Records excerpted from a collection
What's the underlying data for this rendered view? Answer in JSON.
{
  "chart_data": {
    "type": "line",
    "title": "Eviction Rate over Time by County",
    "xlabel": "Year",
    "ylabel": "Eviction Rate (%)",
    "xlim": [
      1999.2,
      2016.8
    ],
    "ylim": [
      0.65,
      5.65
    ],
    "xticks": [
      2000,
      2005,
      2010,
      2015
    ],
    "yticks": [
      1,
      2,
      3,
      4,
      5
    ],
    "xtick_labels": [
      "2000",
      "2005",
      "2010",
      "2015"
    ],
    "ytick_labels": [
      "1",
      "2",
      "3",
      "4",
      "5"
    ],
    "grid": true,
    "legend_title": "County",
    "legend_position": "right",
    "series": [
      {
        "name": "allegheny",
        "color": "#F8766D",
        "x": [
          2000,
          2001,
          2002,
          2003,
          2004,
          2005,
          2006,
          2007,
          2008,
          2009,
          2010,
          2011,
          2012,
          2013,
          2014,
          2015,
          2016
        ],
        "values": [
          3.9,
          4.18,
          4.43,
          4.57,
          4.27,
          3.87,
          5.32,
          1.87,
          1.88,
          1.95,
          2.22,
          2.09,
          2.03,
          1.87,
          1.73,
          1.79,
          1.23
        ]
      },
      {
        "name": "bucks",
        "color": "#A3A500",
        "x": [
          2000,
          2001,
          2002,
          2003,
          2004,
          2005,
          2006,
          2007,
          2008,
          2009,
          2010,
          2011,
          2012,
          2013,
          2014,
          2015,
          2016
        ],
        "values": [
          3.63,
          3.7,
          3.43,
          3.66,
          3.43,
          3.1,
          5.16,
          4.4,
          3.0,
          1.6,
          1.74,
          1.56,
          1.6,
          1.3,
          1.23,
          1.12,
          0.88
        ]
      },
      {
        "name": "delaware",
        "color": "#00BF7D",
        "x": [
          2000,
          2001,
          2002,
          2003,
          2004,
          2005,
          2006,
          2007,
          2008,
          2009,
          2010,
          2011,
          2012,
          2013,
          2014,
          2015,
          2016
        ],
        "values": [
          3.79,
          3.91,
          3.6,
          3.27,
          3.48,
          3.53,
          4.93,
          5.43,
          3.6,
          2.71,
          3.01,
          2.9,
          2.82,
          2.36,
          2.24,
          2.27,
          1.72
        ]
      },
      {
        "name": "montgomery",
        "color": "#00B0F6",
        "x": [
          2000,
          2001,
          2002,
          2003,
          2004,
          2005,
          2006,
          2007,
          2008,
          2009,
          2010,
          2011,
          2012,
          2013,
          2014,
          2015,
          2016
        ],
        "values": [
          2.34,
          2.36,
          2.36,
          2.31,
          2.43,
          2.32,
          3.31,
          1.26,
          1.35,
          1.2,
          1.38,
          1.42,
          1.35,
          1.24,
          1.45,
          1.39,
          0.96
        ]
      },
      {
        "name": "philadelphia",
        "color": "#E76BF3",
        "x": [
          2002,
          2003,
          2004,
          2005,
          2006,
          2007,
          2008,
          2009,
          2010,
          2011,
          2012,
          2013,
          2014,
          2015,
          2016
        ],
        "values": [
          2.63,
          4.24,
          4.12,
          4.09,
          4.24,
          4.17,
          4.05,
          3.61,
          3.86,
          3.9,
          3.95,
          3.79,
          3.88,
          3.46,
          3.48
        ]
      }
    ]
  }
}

▶ **Goal**:
Collect the lines of the records that include the string "Eviction".

▶ **Written answer**:
    "title": "Eviction Rate over Time by County",
    "ylabel": "Eviction Rate (%)",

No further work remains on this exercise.